(Exercise materials Opens)

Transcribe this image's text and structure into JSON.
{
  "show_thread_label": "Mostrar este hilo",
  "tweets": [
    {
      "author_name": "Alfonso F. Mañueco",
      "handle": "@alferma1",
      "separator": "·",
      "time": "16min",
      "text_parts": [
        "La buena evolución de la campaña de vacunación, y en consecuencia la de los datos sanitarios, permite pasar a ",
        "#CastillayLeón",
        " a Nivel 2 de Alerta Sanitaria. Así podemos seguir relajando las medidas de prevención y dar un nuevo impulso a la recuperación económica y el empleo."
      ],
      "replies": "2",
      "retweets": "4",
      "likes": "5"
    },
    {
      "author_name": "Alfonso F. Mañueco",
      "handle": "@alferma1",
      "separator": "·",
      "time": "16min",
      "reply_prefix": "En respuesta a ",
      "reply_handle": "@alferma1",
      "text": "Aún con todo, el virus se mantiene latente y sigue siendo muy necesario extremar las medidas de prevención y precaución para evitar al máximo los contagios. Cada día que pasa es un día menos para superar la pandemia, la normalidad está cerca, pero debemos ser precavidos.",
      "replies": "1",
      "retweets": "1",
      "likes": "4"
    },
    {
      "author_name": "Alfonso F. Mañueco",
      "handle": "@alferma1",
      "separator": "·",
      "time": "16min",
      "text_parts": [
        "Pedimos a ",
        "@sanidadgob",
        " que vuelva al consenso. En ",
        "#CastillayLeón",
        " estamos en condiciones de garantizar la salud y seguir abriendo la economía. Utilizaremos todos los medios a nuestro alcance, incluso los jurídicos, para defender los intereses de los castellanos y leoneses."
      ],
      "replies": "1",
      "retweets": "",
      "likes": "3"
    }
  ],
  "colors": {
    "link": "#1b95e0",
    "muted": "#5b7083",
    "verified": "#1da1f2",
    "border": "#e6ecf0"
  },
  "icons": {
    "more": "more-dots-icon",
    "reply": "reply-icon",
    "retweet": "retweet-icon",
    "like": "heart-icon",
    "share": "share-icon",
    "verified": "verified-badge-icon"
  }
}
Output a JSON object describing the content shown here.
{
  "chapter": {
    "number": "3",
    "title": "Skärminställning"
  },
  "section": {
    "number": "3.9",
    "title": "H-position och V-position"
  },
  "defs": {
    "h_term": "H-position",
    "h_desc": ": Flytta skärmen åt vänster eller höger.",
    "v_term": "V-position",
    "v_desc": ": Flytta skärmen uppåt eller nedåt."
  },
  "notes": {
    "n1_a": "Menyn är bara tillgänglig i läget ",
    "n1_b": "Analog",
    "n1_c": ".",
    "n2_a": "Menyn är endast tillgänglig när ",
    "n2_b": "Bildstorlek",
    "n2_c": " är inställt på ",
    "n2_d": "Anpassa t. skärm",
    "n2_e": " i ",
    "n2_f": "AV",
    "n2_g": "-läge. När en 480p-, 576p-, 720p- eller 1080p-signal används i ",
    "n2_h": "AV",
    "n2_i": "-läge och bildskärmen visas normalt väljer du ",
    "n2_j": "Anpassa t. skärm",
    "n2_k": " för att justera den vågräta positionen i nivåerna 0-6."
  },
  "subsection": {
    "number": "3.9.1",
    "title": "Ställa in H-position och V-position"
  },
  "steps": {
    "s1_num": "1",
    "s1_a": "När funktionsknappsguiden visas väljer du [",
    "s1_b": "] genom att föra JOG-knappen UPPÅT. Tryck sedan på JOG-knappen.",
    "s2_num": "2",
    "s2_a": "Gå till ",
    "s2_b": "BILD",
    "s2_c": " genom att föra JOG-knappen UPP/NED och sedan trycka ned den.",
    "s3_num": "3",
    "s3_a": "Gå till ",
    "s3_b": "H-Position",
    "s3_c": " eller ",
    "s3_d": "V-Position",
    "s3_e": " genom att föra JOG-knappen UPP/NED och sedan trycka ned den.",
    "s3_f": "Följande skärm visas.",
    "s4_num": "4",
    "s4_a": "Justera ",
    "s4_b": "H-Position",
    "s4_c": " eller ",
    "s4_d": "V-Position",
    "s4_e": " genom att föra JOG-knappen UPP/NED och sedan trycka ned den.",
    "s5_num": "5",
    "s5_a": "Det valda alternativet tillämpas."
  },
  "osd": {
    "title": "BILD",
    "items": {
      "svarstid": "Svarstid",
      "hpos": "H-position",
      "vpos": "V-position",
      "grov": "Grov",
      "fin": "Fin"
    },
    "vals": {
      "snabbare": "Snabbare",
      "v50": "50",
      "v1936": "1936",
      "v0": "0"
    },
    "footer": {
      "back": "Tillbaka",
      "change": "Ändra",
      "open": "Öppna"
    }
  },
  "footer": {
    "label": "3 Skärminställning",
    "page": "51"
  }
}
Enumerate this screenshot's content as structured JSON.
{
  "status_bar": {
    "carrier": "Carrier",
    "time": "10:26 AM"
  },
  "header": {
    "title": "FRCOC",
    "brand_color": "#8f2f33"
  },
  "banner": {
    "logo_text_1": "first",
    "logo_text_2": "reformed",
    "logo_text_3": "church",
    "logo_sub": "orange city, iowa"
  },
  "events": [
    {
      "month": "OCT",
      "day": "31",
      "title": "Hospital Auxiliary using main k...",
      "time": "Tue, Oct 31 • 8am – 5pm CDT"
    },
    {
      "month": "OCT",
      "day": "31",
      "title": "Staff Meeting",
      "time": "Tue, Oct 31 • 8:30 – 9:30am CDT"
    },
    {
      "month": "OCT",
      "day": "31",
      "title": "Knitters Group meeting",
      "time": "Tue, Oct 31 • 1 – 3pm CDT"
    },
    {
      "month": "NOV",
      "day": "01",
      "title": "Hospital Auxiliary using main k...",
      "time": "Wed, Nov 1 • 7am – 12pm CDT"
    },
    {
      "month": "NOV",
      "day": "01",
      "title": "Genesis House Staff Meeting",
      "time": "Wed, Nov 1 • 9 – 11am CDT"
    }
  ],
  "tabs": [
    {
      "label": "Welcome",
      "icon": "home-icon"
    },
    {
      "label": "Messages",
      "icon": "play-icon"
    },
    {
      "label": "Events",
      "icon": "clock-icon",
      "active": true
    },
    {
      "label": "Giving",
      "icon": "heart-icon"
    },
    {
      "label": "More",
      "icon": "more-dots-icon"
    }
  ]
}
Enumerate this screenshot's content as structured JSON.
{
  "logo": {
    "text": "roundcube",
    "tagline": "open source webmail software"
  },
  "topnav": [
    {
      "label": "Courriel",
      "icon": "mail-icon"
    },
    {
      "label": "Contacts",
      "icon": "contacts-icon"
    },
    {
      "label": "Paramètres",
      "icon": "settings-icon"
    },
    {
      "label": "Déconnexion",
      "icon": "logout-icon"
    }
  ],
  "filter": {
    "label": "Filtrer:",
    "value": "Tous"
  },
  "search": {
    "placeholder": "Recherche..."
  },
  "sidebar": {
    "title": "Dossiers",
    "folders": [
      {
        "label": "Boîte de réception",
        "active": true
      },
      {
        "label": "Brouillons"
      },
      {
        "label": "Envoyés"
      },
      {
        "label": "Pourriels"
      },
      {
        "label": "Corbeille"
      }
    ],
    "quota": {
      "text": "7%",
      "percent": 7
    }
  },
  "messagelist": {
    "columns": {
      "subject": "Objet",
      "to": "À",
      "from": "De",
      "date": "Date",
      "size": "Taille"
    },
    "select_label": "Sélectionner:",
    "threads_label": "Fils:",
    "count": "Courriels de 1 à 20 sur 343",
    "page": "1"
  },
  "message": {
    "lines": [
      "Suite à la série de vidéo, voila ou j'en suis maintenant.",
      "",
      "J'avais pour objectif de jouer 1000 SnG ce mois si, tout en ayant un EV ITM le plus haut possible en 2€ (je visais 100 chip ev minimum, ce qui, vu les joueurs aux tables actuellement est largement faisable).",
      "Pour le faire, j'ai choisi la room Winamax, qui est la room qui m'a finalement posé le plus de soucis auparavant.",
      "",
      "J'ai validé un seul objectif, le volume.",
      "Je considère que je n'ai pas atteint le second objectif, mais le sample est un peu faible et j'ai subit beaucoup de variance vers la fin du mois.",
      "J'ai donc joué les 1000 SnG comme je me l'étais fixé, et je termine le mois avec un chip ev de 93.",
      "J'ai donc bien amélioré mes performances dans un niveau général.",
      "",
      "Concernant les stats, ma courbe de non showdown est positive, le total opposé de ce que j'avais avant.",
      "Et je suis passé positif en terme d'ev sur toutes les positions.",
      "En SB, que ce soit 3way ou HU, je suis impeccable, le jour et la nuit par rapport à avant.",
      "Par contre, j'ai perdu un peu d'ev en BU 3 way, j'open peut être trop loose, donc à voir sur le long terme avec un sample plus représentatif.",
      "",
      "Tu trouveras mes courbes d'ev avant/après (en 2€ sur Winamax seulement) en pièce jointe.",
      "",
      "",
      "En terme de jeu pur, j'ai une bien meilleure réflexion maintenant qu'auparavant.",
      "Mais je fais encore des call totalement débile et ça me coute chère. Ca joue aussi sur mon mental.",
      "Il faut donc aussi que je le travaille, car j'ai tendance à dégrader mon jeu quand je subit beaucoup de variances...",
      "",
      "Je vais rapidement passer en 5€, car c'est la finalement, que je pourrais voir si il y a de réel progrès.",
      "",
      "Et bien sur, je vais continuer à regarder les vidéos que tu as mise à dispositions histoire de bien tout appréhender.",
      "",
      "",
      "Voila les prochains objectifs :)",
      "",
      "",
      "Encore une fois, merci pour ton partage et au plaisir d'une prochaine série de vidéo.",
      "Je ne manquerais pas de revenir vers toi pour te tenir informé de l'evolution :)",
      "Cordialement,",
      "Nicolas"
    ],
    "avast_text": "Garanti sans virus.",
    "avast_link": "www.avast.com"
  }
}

(Exercise materials Closes)

### Task item
Review the entries above and return every line where "eller" appears.

### Exercise answer
    "h_desc": ": Flytta skärmen åt vänster eller höger.",
    "v_desc": ": Flytta skärmen uppåt eller nedåt."
    "n2_g": "-läge. När en 480p-, 576p-, 720p- eller 1080p-signal används i ",
    "s3_c": " eller ",
    "s4_c": " eller ",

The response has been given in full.